**Work to be completed**
Reproduce each line of the material exactly, minus any picture.

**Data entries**
——
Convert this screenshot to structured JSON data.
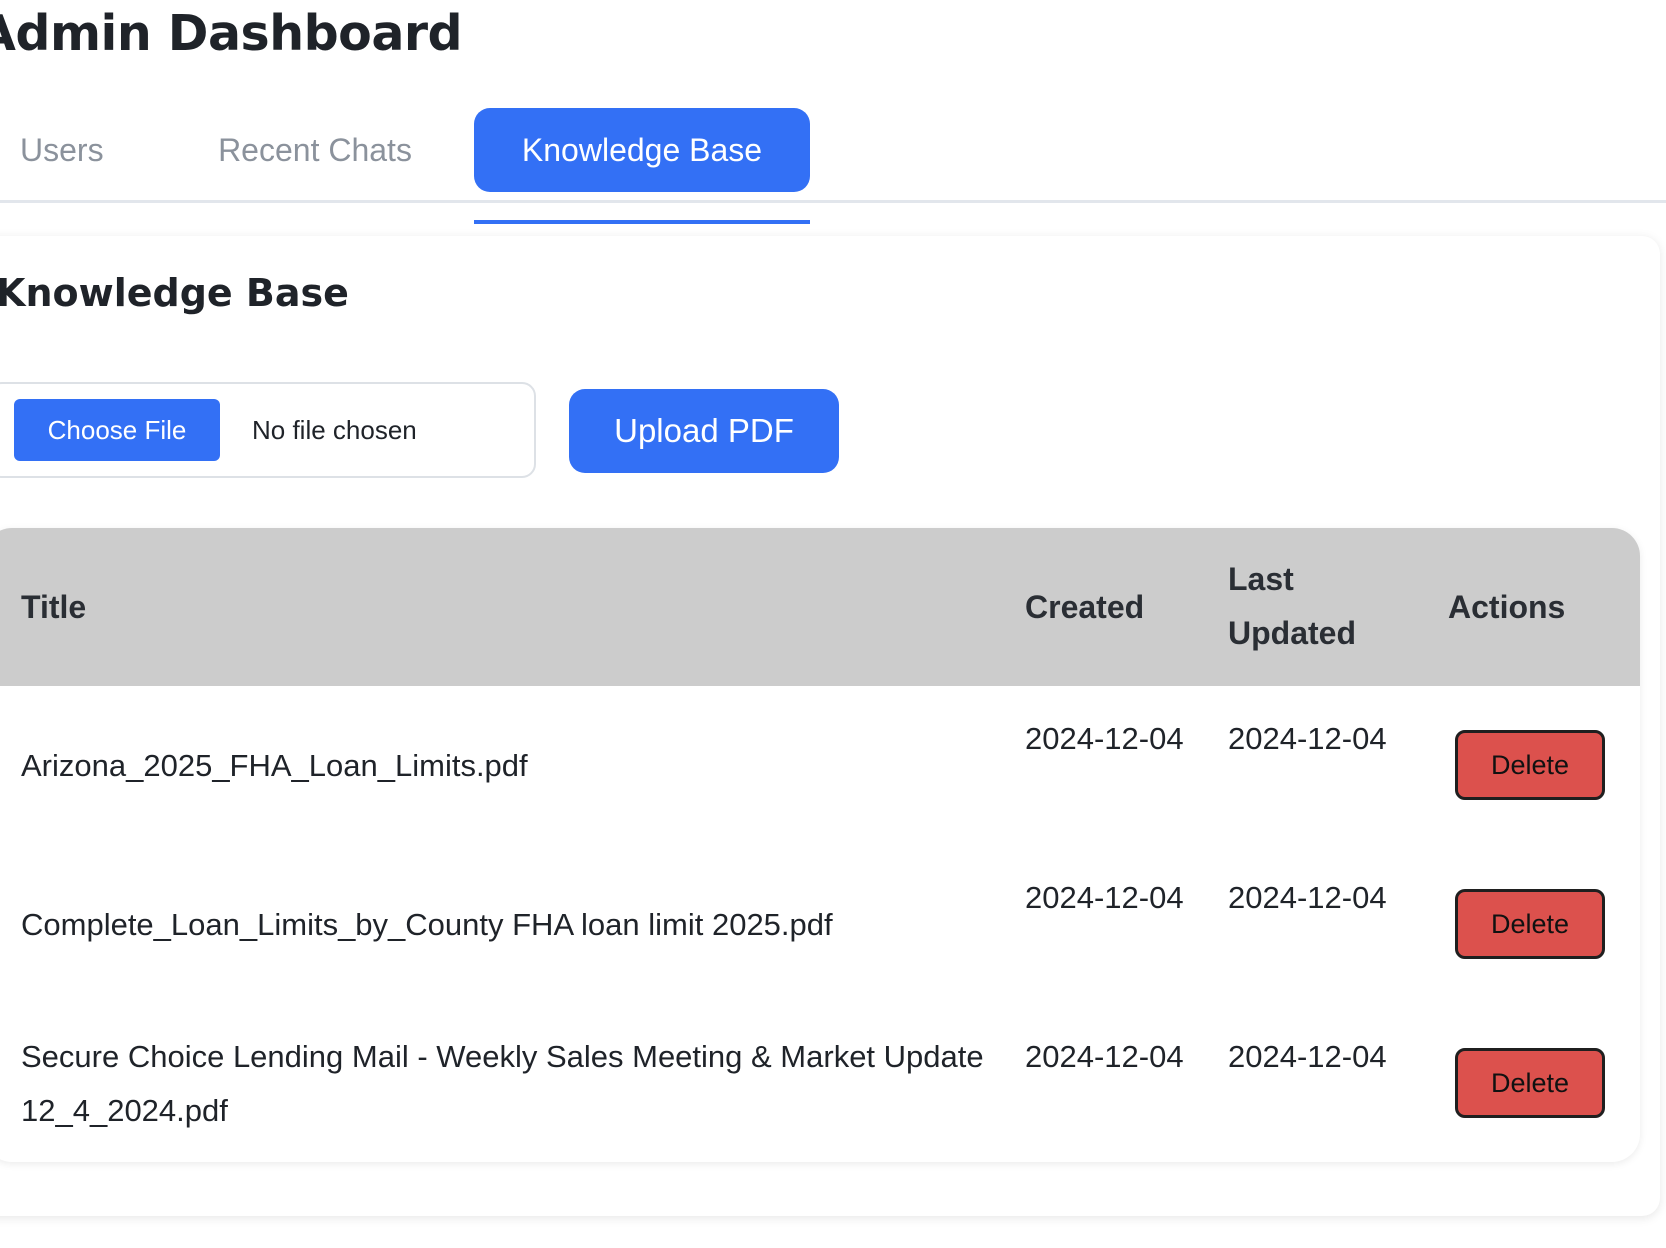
{
  "header": {
    "title": "Admin Dashboard"
  },
  "tabs": [
    {
      "label": "Users",
      "active": false
    },
    {
      "label": "Recent Chats",
      "active": false
    },
    {
      "label": "Knowledge Base",
      "active": true
    }
  ],
  "knowledge_base": {
    "title": "Knowledge Base",
    "upload": {
      "choose_file_label": "Choose File",
      "file_status": "No file chosen",
      "upload_button_label": "Upload PDF"
    },
    "table": {
      "columns": [
        "Title",
        "Created",
        "Last Updated",
        "Actions"
      ],
      "rows": [
        {
          "title": "Arizona_2025_FHA_Loan_Limits.pdf",
          "created": "2024-12-04",
          "last_updated": "2024-12-04",
          "action_label": "Delete"
        },
        {
          "title": "Complete_Loan_Limits_by_County FHA loan limit 2025.pdf",
          "created": "2024-12-04",
          "last_updated": "2024-12-04",
          "action_label": "Delete"
        },
        {
          "title": "Secure Choice Lending Mail - Weekly Sales Meeting & Market Update 12_4_2024.pdf",
          "created": "2024-12-04",
          "last_updated": "2024-12-04",
          "action_label": "Delete"
        }
      ]
    }
  },
  "colors": {
    "accent": "#3370f5",
    "delete": "#dc514d",
    "table_header_bg": "#cccccc",
    "text": "#1f2329",
    "muted_tab": "#8b929c"
  }
}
——
**Solution for this task**
Convert this screenshot to structured JSON data.
{
  "header": {
    "title": "Admin Dashboard"
  },
  "tabs": [
    {
      "label": "Users",
      "active": false
    },
    {
      "label": "Recent Chats",
      "active": false
    },
    {
      "label": "Knowledge Base",
      "active": true
    }
  ],
  "knowledge_base": {
    "title": "Knowledge Base",
    "upload": {
      "choose_file_label": "Choose File",
      "file_status": "No file chosen",
      "upload_button_label": "Upload PDF"
    },
    "table": {
      "columns": [
        "Title",
        "Created",
        "Last Updated",
        "Actions"
      ],
      "rows": [
        {
          "title": "Arizona_2025_FHA_Loan_Limits.pdf",
          "created": "2024-12-04",
          "last_updated": "2024-12-04",
          "action_label": "Delete"
        },
        {
          "title": "Complete_Loan_Limits_by_County FHA loan limit 2025.pdf",
          "created": "2024-12-04",
          "last_updated": "2024-12-04",
          "action_label": "Delete"
        },
        {
          "title": "Secure Choice Lending Mail - Weekly Sales Meeting & Market Update 12_4_2024.pdf",
          "created": "2024-12-04",
          "last_updated": "2024-12-04",
          "action_label": "Delete"
        }
      ]
    }
  },
  "colors": {
    "accent": "#3370f5",
    "delete": "#dc514d",
    "table_header_bg": "#cccccc",
    "text": "#1f2329",
    "muted_tab": "#8b929c"
  }
}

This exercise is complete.